YOUR OBJECTIVE: Lines containing the word "normal" need to be counted. Please reply with how many there are, and nothing else.

[Stored entries]
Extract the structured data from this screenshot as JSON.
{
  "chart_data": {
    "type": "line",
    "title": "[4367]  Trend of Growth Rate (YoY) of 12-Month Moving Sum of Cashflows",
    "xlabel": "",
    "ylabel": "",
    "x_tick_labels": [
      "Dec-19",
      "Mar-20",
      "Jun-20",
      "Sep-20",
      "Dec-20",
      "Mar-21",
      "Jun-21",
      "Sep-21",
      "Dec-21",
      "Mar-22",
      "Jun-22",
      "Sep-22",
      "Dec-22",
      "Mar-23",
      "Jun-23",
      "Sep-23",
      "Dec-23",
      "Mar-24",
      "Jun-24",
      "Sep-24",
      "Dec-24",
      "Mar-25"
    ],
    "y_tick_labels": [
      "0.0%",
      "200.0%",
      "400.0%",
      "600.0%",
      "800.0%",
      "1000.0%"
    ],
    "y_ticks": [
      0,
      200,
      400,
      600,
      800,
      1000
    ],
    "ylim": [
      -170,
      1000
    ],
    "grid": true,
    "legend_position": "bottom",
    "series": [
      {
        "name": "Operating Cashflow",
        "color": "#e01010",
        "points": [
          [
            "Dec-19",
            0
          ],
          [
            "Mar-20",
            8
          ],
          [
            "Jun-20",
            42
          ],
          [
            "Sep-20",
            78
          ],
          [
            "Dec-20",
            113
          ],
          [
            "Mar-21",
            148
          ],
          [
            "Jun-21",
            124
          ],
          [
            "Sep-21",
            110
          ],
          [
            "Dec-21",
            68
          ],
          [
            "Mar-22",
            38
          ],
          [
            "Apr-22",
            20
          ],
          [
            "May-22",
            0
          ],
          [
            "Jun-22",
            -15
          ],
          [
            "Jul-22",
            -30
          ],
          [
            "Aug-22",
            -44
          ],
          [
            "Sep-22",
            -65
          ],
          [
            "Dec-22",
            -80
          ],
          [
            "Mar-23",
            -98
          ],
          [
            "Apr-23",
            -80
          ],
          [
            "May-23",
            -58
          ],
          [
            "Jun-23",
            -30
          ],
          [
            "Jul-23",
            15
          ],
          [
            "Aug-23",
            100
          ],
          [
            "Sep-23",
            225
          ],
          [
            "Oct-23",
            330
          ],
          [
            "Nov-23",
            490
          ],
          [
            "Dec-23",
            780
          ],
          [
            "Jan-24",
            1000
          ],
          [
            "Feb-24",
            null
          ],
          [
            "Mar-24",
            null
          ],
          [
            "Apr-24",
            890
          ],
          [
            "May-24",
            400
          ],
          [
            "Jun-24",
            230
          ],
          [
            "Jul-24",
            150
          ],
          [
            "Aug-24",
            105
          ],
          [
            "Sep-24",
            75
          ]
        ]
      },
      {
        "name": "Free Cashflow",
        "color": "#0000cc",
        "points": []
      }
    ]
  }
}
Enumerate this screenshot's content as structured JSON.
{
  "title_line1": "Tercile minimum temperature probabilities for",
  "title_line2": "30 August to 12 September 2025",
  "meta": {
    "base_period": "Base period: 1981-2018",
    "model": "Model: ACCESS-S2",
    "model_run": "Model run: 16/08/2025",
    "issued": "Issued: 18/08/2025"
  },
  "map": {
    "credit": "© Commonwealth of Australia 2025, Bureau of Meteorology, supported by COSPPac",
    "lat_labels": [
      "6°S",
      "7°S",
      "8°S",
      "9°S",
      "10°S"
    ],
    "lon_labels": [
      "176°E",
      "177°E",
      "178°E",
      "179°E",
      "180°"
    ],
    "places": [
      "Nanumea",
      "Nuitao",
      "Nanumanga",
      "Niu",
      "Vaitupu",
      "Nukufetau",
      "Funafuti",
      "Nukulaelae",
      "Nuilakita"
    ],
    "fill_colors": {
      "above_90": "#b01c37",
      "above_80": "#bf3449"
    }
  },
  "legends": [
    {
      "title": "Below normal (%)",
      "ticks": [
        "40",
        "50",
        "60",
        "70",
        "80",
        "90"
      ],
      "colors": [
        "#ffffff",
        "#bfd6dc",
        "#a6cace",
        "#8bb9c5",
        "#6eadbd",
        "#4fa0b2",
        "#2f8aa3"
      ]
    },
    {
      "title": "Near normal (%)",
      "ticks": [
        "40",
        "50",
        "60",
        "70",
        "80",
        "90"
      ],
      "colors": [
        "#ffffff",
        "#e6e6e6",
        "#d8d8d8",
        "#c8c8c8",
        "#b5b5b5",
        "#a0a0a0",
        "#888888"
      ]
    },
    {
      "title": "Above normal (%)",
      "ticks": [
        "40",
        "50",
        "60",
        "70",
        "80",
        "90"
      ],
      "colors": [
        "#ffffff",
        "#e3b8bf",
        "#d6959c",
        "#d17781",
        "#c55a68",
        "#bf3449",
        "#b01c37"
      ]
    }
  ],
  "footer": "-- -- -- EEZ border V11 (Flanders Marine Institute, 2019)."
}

WRITTEN REPLY: 3